# Work to complete:
Put every line of the entries below into a Markdown table with two columns, Row for the row number and Line for the line itself, and leave out blank lines.

# Provided data:
[START]

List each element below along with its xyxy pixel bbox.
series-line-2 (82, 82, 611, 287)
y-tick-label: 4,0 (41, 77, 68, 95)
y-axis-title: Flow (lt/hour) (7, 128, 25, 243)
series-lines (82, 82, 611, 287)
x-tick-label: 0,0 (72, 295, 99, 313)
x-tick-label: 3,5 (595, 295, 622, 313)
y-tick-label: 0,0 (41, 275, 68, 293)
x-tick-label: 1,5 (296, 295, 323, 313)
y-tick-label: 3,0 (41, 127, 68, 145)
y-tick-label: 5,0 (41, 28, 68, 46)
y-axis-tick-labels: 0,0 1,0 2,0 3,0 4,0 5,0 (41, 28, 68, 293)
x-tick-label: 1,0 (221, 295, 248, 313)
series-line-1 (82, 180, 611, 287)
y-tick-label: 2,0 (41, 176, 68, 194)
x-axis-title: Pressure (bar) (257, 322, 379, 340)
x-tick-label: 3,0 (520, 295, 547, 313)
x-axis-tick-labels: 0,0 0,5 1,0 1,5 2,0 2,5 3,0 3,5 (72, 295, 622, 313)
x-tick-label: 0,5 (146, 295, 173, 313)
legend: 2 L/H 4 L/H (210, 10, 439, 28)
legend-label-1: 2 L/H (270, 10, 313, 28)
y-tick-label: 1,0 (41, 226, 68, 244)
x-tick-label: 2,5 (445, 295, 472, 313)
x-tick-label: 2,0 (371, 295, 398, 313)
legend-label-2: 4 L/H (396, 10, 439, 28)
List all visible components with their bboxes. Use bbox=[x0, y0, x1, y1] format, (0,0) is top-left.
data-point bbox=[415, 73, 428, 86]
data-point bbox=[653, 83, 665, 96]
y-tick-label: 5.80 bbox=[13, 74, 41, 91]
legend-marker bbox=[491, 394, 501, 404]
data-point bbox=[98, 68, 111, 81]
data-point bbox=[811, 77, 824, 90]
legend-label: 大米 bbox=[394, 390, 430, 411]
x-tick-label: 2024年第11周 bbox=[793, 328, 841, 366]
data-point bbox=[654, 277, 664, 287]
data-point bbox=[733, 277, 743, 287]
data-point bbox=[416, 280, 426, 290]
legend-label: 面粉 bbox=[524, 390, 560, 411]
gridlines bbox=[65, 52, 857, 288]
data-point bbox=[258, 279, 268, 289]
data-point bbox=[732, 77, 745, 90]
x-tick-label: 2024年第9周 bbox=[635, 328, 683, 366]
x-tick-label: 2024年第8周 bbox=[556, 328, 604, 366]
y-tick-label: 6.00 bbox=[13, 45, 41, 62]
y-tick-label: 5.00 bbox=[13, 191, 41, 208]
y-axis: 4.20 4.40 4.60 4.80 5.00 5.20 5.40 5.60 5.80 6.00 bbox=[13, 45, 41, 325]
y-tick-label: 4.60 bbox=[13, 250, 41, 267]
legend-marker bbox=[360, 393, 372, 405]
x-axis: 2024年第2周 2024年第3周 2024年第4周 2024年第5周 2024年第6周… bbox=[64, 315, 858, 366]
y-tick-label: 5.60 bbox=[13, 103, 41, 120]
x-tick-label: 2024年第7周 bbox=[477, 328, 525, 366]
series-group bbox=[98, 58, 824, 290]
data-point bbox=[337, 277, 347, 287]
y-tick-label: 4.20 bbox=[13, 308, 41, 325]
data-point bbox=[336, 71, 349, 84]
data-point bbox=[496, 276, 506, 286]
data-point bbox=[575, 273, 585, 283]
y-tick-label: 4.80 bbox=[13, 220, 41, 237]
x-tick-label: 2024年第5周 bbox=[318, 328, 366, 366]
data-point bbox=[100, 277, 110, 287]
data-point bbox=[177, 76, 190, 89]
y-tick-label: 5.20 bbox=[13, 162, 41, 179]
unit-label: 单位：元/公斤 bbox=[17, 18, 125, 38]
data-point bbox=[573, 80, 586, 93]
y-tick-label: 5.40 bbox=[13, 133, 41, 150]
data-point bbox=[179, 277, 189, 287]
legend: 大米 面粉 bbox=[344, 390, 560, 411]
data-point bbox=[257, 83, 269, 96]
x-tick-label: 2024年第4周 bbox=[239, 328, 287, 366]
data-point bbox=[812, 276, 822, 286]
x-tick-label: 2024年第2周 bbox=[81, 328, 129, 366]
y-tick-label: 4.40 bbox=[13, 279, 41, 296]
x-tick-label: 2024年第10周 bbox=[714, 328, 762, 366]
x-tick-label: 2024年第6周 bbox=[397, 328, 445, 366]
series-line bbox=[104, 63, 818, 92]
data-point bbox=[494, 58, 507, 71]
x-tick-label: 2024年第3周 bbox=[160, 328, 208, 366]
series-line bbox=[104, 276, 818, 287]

[END]

# Exercise result:
| Row | Line |
|---|---|
| 1 | List each element below along with its xyxy pixel bbox. |
| 2 | series-line-2 (82, 82, 611, 287) |
| 3 | y-tick-label: 4,0 (41, 77, 68, 95) |
| 4 | y-axis-title: Flow (lt/hour) (7, 128, 25, 243) |
| 5 | series-lines (82, 82, 611, 287) |
| 6 | x-tick-label: 0,0 (72, 295, 99, 313) |
| 7 | x-tick-label: 3,5 (595, 295, 622, 313) |
| 8 | y-tick-label: 0,0 (41, 275, 68, 293) |
| 9 | x-tick-label: 1,5 (296, 295, 323, 313) |
| 10 | y-tick-label: 3,0 (41, 127, 68, 145) |
| 11 | y-tick-label: 5,0 (41, 28, 68, 46) |
| 12 | y-axis-tick-labels: 0,0 1,0 2,0 3,0 4,0 5,0 (41, 28, 68, 293) |
| 13 | x-tick-label: 1,0 (221, 295, 248, 313) |
| 14 | series-line-1 (82, 180, 611, 287) |
| 15 | y-tick-label: 2,0 (41, 176, 68, 194) |
| 16 | x-axis-title: Pressure (bar) (257, 322, 379, 340) |
| 17 | x-tick-label: 3,0 (520, 295, 547, 313) |
| 18 | x-axis-tick-labels: 0,0 0,5 1,0 1,5 2,0 2,5 3,0 3,5 (72, 295, 622, 313) |
| 19 | x-tick-label: 0,5 (146, 295, 173, 313) |
| 20 | legend: 2 L/H 4 L/H (210, 10, 439, 28) |
| 21 | legend-label-1: 2 L/H (270, 10, 313, 28) |
| 22 | y-tick-label: 1,0 (41, 226, 68, 244) |
| 23 | x-tick-label: 2,5 (445, 295, 472, 313) |
| 24 | x-tick-label: 2,0 (371, 295, 398, 313) |
| 25 | legend-label-2: 4 L/H (396, 10, 439, 28) |
| 26 | List all visible components with their bboxes. Use bbox=[x0, y0, x1, y1] format, (0,0) is top-left. |
| 27 | data-point bbox=[415, 73, 428, 86] |
| 28 | data-point bbox=[653, 83, 665, 96] |
| 29 | y-tick-label: 5.80 bbox=[13, 74, 41, 91] |
| 30 | legend-marker bbox=[491, 394, 501, 404] |
| 31 | data-point bbox=[98, 68, 111, 81] |
| 32 | data-point bbox=[811, 77, 824, 90] |
| 33 | legend-label: 大米 bbox=[394, 390, 430, 411] |
| 34 | x-tick-label: 2024年第11周 bbox=[793, 328, 841, 366] |
| 35 | data-point bbox=[654, 277, 664, 287] |
| 36 | data-point bbox=[733, 277, 743, 287] |
| 37 | data-point bbox=[416, 280, 426, 290] |
| 38 | legend-label: 面粉 bbox=[524, 390, 560, 411] |
| 39 | gridlines bbox=[65, 52, 857, 288] |
| 40 | data-point bbox=[258, 279, 268, 289] |
| 41 | data-point bbox=[732, 77, 745, 90] |
| 42 | x-tick-label: 2024年第9周 bbox=[635, 328, 683, 366] |
| 43 | x-tick-label: 2024年第8周 bbox=[556, 328, 604, 366] |
| 44 | y-tick-label: 6.00 bbox=[13, 45, 41, 62] |
| 45 | y-tick-label: 5.00 bbox=[13, 191, 41, 208] |
| 46 | y-axis: 4.20 4.40 4.60 4.80 5.00 5.20 5.40 5.60 5.80 6.00 bbox=[13, 45, 41, 325] |
| 47 | y-tick-label: 4.60 bbox=[13, 250, 41, 267] |
| 48 | legend-marker bbox=[360, 393, 372, 405] |
| 49 | x-axis: 2024年第2周 2024年第3周 2024年第4周 2024年第5周 2024年第6周… bbox=[64, 315, 858, 366] |
| 50 | y-tick-label: 5.60 bbox=[13, 103, 41, 120] |
| 51 | x-tick-label: 2024年第7周 bbox=[477, 328, 525, 366] |
| 52 | series-group bbox=[98, 58, 824, 290] |
| 53 | data-point bbox=[337, 277, 347, 287] |
| 54 | y-tick-label: 4.20 bbox=[13, 308, 41, 325] |
| 55 | data-point bbox=[336, 71, 349, 84] |
| 56 | data-point bbox=[496, 276, 506, 286] |
| 57 | data-point bbox=[575, 273, 585, 283] |
| 58 | y-tick-label: 4.80 bbox=[13, 220, 41, 237] |
| 59 | x-tick-label: 2024年第5周 bbox=[318, 328, 366, 366] |
| 60 | data-point bbox=[100, 277, 110, 287] |
| 61 | data-point bbox=[177, 76, 190, 89] |
| 62 | y-tick-label: 5.20 bbox=[13, 162, 41, 179] |
| 63 | unit-label: 单位：元/公斤 bbox=[17, 18, 125, 38] |
| 64 | data-point bbox=[573, 80, 586, 93] |
| 65 | y-tick-label: 5.40 bbox=[13, 133, 41, 150] |
| 66 | data-point bbox=[179, 277, 189, 287] |
| 67 | legend: 大米 面粉 bbox=[344, 390, 560, 411] |
| 68 | data-point bbox=[257, 83, 269, 96] |
| 69 | x-tick-label: 2024年第4周 bbox=[239, 328, 287, 366] |
| 70 | data-point bbox=[812, 276, 822, 286] |
| 71 | x-tick-label: 2024年第2周 bbox=[81, 328, 129, 366] |
| 72 | y-tick-label: 4.40 bbox=[13, 279, 41, 296] |
| 73 | x-tick-label: 2024年第10周 bbox=[714, 328, 762, 366] |
| 74 | x-tick-label: 2024年第6周 bbox=[397, 328, 445, 366] |
| 75 | series-line bbox=[104, 63, 818, 92] |
| 76 | data-point bbox=[494, 58, 507, 71] |
| 77 | x-tick-label: 2024年第3周 bbox=[160, 328, 208, 366] |
| 78 | series-line bbox=[104, 276, 818, 287] |